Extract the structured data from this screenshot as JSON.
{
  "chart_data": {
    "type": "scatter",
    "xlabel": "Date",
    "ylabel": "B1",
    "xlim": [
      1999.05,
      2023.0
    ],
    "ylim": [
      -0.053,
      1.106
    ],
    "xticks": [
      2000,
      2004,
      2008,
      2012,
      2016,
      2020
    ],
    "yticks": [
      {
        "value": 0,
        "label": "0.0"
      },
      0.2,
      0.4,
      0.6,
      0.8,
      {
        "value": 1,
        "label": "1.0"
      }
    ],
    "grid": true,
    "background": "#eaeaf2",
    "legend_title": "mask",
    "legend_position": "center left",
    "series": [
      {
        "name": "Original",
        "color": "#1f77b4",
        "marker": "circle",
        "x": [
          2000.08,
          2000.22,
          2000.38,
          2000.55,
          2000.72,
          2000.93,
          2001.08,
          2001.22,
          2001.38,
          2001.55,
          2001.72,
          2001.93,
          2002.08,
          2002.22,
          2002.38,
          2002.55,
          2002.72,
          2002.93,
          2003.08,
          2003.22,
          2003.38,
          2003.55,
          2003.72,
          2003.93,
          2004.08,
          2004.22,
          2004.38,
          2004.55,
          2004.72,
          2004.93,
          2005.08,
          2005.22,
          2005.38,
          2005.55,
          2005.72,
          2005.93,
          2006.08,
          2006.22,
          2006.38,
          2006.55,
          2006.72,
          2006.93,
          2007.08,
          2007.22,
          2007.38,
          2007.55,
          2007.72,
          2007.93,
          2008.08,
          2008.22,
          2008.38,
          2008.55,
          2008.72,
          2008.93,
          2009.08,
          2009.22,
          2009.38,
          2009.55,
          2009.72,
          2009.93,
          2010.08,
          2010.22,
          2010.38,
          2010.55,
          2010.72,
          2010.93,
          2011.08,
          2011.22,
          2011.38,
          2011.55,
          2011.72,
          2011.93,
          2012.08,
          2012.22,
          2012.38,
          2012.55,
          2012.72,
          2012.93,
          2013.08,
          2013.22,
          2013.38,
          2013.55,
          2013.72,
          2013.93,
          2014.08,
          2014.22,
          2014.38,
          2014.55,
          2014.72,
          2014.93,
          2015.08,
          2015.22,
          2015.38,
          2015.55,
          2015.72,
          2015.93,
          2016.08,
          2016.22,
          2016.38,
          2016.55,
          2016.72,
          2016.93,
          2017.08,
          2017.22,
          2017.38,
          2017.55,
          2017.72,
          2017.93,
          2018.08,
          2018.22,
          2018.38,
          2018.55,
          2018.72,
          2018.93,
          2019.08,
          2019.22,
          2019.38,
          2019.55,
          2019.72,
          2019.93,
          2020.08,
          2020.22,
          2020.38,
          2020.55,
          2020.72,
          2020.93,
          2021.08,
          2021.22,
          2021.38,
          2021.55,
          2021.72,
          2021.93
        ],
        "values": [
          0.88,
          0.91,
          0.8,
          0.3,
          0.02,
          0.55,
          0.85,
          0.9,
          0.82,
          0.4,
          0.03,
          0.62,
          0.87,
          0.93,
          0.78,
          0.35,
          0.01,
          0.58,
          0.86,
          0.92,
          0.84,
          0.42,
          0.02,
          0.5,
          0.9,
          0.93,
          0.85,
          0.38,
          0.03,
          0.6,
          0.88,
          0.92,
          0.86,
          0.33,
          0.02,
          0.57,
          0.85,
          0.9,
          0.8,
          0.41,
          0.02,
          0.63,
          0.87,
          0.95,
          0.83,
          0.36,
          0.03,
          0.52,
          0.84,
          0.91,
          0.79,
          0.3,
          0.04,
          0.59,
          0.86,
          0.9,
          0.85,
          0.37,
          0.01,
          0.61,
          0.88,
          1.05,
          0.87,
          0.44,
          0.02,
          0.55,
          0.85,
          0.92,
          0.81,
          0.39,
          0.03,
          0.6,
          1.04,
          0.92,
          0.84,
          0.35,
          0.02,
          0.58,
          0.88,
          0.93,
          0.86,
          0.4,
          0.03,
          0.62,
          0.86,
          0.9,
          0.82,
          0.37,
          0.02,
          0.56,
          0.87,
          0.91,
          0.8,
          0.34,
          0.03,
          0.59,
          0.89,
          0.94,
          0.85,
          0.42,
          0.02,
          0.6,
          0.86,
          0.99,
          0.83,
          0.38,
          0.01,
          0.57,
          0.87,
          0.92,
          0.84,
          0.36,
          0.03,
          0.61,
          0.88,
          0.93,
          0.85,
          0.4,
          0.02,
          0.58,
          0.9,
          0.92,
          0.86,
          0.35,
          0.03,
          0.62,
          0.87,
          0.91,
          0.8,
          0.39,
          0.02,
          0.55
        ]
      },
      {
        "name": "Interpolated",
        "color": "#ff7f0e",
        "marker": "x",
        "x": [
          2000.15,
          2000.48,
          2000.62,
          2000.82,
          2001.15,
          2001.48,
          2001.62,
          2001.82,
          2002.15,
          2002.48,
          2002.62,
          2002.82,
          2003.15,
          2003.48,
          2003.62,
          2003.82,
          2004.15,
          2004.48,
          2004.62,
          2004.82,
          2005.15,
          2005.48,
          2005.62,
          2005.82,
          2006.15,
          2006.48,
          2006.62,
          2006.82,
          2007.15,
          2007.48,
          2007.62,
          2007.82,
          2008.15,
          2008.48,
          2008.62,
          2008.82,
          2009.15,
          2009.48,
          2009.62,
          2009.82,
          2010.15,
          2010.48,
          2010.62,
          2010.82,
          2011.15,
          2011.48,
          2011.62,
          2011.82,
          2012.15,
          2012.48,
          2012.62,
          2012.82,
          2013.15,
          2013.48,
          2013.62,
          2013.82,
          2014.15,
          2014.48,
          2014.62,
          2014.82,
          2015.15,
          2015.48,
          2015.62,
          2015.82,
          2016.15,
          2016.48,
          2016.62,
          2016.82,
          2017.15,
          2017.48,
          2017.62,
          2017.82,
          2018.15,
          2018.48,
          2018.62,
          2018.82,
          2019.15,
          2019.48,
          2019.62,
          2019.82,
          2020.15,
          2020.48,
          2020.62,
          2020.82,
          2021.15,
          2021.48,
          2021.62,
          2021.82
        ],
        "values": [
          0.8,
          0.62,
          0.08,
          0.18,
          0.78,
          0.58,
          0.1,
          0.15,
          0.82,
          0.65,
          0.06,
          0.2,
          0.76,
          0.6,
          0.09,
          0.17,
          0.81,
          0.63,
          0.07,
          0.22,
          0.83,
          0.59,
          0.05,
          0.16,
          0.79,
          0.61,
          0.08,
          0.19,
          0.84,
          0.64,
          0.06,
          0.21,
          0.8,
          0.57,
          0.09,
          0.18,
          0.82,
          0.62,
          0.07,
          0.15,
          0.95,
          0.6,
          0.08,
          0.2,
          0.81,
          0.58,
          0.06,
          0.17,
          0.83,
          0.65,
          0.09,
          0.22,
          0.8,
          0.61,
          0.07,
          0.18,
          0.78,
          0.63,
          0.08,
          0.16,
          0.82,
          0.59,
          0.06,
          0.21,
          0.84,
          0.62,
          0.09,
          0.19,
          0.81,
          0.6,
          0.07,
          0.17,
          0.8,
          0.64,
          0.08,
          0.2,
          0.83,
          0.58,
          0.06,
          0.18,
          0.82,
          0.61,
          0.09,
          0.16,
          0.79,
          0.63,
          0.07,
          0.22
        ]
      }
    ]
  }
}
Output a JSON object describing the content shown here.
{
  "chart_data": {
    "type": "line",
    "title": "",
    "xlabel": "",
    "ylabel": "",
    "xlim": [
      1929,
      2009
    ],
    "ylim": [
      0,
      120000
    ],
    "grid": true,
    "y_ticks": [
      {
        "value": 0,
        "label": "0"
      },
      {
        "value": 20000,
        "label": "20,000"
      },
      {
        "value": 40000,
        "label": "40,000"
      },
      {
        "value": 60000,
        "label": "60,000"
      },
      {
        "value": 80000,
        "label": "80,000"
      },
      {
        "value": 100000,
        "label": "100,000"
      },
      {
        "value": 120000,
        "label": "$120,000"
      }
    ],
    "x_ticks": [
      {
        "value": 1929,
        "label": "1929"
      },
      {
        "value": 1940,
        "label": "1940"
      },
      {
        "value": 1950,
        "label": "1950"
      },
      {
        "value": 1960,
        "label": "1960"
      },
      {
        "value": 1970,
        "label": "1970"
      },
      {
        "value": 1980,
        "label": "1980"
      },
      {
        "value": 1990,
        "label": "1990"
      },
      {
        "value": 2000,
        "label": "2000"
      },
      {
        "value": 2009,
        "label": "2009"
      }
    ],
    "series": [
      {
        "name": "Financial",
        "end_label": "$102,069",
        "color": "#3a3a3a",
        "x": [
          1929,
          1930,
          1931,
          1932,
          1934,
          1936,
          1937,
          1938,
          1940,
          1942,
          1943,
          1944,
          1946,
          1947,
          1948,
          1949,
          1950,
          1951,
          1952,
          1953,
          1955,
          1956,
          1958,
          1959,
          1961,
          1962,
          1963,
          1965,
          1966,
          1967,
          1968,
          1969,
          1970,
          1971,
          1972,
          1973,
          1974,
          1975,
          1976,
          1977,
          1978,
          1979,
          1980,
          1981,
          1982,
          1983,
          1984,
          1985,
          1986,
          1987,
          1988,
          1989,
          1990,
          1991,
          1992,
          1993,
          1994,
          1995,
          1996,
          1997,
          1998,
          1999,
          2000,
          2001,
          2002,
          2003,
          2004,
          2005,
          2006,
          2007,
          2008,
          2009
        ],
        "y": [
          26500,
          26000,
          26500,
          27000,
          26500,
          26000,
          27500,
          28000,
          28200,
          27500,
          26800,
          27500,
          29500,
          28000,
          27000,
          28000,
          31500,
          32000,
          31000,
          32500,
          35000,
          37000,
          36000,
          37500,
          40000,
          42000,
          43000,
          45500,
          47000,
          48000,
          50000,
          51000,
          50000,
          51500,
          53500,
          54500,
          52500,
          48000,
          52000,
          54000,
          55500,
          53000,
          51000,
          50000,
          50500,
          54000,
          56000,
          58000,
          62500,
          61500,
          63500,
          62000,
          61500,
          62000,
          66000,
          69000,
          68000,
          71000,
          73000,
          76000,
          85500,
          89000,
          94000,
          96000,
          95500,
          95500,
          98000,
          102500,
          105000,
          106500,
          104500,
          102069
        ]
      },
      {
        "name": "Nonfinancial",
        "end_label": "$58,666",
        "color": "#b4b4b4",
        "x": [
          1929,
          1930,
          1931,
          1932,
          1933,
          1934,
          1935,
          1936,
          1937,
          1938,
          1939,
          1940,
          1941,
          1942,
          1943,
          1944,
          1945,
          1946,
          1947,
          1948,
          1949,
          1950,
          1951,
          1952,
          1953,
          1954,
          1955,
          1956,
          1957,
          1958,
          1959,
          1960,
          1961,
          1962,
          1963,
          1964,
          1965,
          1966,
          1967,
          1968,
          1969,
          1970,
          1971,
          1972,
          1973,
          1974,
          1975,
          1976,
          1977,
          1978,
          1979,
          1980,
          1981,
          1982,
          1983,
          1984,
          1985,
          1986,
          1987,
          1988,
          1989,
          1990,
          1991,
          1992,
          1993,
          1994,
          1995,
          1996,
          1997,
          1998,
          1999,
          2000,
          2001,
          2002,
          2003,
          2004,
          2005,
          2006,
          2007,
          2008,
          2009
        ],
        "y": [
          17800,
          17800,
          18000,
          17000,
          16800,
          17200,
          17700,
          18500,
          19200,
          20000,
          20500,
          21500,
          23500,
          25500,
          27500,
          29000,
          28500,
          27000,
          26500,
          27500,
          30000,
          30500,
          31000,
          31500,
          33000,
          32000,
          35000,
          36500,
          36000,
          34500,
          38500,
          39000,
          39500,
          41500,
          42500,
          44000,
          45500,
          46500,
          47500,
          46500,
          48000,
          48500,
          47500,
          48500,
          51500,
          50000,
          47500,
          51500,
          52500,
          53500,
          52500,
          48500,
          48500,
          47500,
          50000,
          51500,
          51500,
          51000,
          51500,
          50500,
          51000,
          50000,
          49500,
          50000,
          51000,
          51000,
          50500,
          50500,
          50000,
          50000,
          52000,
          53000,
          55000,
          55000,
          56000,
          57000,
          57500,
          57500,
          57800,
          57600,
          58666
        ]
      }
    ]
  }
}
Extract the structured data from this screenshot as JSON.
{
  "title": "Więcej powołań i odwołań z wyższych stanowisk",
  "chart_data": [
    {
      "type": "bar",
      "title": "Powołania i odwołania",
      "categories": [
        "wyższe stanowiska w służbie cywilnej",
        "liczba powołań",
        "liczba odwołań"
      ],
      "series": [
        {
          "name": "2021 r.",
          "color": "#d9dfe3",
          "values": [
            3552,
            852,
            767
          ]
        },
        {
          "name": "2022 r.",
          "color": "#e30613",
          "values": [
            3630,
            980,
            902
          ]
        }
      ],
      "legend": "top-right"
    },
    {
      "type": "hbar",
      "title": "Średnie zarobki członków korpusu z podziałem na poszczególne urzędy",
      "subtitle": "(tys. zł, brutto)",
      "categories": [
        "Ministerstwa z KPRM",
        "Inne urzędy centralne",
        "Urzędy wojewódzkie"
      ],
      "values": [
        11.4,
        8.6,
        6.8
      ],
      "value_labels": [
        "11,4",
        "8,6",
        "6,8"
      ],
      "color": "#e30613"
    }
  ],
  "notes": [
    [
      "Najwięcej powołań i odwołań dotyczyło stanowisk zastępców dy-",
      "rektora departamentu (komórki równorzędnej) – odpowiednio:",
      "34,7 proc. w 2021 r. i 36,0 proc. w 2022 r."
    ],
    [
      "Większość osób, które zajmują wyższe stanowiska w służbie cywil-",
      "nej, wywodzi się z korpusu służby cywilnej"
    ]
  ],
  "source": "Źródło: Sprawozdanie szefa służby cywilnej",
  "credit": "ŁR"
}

┄┄┄┄┄┄┄┄┄┄┄┄┄┄┄┄┄┄┄┄

▸ **PROBLEM TO SOLVE**: In the records above, locate the lines holding the word "stanowiska". Copy each of them.

▸ **EXERCISE SOLUTION**:
        "wyższe stanowiska w służbie cywilnej",
      "Większość osób, które zajmują wyższe stanowiska w służbie cywil-",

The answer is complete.